* **Trecho fornecido**
---
SÃO PAULO – Em meio à crise da indústria, o Salão de Detroit deste ano busca, nos carros elétricos e híbridos, a solução econômica para o setor automobilístico.
O que antes parecia ser uma preocupação apenas dos orientais se tornou algo global e invadiu todas as marcas do mundo, incluindo as montadoras americanas. Dentre as grandes locais, a Ford, a Chrysler e a General Motors – estas duas últimas, as mais prejudicadas pela crise – apostaram em eletrificar suas máquinas a fim de torná-las menos dependentes do motor de combustão.
A GM e a Chrysler que, em dezembro, receberam a injeção de US$ 13,4 bilhões de dólares do governo para conseguirem a reestruturação, são as que devem enfrentar os maiores desafio neste ano.
---
Dados de reconhecimento da estrutura de documentos:
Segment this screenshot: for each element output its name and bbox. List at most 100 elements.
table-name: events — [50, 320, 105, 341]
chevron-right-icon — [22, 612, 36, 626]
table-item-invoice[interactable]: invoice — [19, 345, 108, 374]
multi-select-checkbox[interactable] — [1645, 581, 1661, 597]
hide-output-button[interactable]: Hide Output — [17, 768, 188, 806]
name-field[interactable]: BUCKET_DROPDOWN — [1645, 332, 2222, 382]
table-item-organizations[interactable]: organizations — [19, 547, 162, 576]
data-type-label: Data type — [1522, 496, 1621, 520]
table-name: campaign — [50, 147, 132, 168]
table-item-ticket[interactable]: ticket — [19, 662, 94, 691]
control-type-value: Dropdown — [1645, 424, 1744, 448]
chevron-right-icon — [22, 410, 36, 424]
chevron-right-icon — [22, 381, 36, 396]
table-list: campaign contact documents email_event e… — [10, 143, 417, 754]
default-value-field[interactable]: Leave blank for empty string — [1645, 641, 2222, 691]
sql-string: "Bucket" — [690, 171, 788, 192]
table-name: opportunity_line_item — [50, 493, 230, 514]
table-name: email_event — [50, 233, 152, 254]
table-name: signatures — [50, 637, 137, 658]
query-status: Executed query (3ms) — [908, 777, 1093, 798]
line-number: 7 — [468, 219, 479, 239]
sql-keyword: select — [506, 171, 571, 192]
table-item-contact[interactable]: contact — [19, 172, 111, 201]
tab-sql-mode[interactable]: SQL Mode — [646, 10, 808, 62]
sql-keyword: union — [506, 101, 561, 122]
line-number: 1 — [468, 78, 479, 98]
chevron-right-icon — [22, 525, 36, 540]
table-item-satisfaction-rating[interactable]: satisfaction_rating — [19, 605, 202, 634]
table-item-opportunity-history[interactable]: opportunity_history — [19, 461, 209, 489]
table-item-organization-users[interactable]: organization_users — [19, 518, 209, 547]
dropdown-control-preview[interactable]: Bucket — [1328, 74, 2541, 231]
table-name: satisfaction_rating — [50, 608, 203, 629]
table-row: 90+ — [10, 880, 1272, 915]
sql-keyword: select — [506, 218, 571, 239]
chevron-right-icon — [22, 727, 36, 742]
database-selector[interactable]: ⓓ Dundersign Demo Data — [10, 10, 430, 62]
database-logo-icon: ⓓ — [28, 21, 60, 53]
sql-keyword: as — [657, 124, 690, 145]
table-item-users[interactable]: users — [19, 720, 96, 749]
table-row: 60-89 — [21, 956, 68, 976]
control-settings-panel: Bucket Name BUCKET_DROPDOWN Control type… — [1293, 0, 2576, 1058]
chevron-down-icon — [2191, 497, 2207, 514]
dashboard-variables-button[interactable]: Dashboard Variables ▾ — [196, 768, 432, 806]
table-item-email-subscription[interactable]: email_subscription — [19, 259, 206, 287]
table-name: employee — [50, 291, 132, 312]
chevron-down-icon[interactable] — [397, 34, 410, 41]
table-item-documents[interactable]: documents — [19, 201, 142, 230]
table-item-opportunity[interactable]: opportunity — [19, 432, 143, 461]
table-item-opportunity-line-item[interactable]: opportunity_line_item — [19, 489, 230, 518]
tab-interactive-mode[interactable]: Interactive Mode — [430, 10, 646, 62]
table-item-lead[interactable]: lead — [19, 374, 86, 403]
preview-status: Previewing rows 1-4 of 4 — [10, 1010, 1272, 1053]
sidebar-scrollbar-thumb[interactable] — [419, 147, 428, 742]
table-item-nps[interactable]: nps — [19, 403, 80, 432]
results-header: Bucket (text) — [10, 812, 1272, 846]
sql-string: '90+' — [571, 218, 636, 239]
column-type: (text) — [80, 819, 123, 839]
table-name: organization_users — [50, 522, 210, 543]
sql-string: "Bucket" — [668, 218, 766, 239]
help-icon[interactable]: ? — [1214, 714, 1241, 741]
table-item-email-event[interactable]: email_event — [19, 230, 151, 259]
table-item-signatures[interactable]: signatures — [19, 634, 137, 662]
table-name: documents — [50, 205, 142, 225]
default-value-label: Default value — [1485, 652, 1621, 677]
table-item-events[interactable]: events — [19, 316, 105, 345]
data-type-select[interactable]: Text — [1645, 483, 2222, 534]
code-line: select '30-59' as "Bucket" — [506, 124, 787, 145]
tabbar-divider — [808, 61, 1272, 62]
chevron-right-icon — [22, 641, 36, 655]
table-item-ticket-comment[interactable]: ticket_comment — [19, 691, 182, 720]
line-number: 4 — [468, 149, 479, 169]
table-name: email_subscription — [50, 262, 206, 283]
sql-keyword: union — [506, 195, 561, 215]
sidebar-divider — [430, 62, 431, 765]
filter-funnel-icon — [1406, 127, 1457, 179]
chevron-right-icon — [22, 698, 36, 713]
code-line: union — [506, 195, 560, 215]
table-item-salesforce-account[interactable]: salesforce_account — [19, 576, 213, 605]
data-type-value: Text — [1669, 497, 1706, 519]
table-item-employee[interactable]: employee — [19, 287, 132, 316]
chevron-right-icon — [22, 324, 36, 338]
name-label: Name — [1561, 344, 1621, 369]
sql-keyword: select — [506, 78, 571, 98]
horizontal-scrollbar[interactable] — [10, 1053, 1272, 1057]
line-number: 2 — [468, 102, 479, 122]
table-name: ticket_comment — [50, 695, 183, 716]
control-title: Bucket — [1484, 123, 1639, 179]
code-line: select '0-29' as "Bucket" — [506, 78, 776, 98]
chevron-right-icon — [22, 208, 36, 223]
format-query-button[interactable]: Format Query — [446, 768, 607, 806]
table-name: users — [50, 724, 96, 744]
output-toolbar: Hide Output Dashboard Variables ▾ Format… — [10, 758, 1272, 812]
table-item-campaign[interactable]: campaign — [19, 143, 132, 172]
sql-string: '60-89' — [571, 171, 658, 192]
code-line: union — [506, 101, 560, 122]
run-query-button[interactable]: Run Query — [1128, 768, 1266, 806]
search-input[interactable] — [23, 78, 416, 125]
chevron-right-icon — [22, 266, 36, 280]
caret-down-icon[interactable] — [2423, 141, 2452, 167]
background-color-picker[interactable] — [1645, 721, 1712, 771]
---
* **Instrução da tarefa 1**
Imprima a parte do trecho sobre o Salão de Detroit que se inicia nas palavras que contêm "O que antes" e se encerra em "desafio neste ano.".
* **Instrução da tarefa 2**
Indique se cada afirmação abaixo está de acordo com o trecho sobre o Salão de Detroit, respondendo sim ou não e citando as palavras decisivas do trecho. (a) A GM e a Chrysler receberam do governo, em dezembro, US$ 13,4 bilhões. (b) A Ford figura entre as montadoras mais prejudicadas pela crise. (c) A preocupação com a eletrificação permanece restrita às montadoras orientais.
* **Instrução da tarefa 3**
Retome o trecho sobre o Salão de Detroit a partir do ponto em que ele termina.

* **Resultado da tarefa 1**
O que antes parecia ser uma preocupação apenas dos orientais se tornou algo global e invadiu todas as marcas do mundo, incluindo as montadoras americanas. Dentre as grandes locais, a Ford, a Chrysler e a General Motors – estas duas últimas, as mais prejudicadas pela crise – apostaram em eletrificar suas máquinas a fim de torná-las menos dependentes do motor de combustão.
A GM e a Chrysler que, em dezembro, receberam a injeção de US$ 13,4 bilhões de dólares do governo para conseguirem a reestruturação, são as que devem enfrentar os maiores desafio neste ano.

* **Resultado da tarefa 2**
(a) Sim: "em dezembro, receberam a injeção de US$ 13,4 bilhões de dólares do governo".
(b) Não: "a Ford, a Chrysler e a General Motors – estas duas últimas, as mais prejudicadas pela crise".
(c) Não: "se tornou algo global e invadiu todas as marcas do mundo".

* **Resultado da tarefa 3**
Executivos da Chrysler prevêem que, mesmo com os lançamentos ecológicos, o setor venderá ainda menos que no ano passado, quando teve queda de 18%: entre 10,5 milhões e 11,1 milhões de automóveis, contra os 13,5 milhões de veículos em 2008.
No salão, a empresa apresentou o protótipo do carro elétrico Chrysler 200C EV, que utiliza um pequeno motor de gasolina para recarregar as baterias.
É o mesmo princípio do aguardado Volt, da GM, que voltou a ser apresentado no maior evento automobilístico dos Estados Unidos. Desta vez, a empresa anunciou que o veículo usará baterias da LG em seus primeiros modelos, que devem sair em novembro do próximo ano.